#### REQUIRED WORK
Report every line from the material that contains the word "appuyez".

[Items listed in a dataset]
>>

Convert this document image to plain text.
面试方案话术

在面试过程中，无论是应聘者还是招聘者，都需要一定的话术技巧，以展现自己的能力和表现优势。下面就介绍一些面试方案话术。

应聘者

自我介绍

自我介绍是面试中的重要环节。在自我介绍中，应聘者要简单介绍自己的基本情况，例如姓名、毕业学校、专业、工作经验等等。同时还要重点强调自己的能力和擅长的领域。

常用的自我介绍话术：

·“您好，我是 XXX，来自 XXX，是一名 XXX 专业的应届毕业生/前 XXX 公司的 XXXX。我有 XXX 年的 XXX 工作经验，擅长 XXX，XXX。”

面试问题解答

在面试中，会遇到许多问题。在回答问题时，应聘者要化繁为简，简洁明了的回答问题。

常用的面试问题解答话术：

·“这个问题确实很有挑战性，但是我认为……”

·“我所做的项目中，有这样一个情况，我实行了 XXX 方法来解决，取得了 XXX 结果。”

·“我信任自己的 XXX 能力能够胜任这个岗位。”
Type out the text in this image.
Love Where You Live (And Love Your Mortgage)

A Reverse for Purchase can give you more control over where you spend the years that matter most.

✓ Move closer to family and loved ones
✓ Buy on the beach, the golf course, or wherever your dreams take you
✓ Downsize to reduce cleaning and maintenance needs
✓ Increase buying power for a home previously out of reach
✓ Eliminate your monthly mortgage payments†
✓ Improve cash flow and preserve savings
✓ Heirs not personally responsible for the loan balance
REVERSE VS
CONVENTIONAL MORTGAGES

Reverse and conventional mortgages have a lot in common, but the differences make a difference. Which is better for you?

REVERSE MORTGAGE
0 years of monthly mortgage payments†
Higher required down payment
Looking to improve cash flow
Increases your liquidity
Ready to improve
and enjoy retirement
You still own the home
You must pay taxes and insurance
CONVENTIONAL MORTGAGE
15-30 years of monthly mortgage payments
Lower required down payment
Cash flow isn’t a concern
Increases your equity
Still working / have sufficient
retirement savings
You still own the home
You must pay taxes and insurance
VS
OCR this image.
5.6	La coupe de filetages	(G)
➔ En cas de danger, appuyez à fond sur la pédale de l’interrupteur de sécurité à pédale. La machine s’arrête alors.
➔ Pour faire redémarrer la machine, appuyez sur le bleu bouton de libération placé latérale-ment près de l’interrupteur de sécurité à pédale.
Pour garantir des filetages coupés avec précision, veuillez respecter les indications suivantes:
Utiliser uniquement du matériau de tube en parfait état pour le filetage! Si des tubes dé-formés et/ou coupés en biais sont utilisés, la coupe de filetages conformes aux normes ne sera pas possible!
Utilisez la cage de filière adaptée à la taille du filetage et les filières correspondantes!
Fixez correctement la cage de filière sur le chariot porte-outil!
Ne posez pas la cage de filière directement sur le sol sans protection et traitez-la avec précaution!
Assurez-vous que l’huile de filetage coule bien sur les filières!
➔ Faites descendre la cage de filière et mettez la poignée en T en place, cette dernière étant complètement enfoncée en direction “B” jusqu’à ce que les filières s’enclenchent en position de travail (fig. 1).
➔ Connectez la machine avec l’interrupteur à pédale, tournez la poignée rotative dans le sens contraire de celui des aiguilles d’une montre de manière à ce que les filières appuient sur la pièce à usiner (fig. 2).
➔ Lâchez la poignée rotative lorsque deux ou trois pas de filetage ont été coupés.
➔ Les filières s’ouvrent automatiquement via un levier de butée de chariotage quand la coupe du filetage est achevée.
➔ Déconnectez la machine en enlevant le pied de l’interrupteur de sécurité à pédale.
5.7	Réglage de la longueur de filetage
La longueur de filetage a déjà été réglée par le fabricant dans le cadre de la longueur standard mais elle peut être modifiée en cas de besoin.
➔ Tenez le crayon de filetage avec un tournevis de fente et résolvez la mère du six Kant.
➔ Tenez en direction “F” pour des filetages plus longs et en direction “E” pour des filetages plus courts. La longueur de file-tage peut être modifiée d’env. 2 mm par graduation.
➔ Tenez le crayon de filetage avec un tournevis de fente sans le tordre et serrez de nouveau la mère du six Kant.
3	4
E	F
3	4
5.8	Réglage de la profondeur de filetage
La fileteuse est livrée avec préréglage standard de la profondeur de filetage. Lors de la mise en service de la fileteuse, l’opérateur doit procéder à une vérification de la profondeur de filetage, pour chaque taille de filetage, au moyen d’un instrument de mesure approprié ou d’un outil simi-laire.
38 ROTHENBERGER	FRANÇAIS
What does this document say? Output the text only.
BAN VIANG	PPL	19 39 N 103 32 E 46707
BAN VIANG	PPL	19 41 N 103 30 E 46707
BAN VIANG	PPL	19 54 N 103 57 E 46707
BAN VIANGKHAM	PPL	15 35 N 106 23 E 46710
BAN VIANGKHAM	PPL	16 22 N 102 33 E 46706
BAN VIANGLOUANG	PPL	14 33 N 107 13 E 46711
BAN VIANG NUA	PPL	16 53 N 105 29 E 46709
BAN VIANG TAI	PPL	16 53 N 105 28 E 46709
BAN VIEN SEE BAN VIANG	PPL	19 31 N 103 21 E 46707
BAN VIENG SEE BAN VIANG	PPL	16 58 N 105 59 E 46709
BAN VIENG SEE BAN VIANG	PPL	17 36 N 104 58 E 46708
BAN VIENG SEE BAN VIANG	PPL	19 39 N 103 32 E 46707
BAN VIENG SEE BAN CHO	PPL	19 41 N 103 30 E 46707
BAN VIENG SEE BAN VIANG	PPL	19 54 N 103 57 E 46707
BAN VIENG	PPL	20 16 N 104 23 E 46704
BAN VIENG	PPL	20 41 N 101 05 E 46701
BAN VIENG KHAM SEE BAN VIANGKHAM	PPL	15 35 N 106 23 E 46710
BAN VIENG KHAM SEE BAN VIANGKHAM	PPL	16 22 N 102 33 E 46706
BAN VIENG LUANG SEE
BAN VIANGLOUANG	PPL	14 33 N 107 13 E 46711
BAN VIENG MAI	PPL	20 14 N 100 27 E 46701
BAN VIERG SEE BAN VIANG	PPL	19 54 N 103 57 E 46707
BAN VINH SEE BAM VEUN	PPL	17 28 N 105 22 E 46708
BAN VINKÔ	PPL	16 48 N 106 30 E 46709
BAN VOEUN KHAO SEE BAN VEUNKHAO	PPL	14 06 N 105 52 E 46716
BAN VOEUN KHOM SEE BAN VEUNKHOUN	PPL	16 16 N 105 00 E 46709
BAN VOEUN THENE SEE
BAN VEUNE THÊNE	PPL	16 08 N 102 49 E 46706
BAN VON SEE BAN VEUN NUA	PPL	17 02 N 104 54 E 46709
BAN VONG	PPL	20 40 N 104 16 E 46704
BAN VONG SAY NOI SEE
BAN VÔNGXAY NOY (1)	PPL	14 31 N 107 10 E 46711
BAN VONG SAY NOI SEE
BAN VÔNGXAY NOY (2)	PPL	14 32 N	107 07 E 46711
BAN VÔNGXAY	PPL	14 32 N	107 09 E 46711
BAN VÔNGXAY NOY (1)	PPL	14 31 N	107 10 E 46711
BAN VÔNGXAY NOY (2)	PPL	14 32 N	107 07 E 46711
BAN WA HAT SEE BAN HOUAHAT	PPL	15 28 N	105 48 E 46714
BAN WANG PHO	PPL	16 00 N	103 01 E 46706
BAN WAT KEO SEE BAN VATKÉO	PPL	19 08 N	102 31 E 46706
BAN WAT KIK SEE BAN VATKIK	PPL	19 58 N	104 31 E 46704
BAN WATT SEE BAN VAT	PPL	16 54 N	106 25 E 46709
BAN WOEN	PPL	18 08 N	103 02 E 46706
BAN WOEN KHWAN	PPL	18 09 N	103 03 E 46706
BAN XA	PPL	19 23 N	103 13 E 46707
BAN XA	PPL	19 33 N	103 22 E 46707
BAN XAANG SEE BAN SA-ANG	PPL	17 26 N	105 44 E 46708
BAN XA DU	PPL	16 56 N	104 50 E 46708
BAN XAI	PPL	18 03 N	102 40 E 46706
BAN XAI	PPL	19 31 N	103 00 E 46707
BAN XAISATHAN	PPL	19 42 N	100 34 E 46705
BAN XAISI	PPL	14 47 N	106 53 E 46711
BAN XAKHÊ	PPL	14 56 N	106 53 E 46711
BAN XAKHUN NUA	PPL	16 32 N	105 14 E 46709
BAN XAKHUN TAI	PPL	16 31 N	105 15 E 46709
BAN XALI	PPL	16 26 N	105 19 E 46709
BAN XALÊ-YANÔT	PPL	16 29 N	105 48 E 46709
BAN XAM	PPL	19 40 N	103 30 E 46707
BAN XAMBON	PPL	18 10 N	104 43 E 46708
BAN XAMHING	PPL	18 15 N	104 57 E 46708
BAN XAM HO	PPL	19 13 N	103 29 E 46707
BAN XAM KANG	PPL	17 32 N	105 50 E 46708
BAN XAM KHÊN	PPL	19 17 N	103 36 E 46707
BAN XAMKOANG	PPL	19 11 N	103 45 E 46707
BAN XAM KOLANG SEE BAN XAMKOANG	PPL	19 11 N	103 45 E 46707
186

<<

#### COMPLETE ANSWER
➔ En cas de danger, appuyez à fond sur la pédale de l’interrupteur de sécurité à pédale. La machine s’arrête alors.
➔ Pour faire redémarrer la machine, appuyez sur le bleu bouton de libération placé latérale-ment près de l’interrupteur de sécurité à pédale.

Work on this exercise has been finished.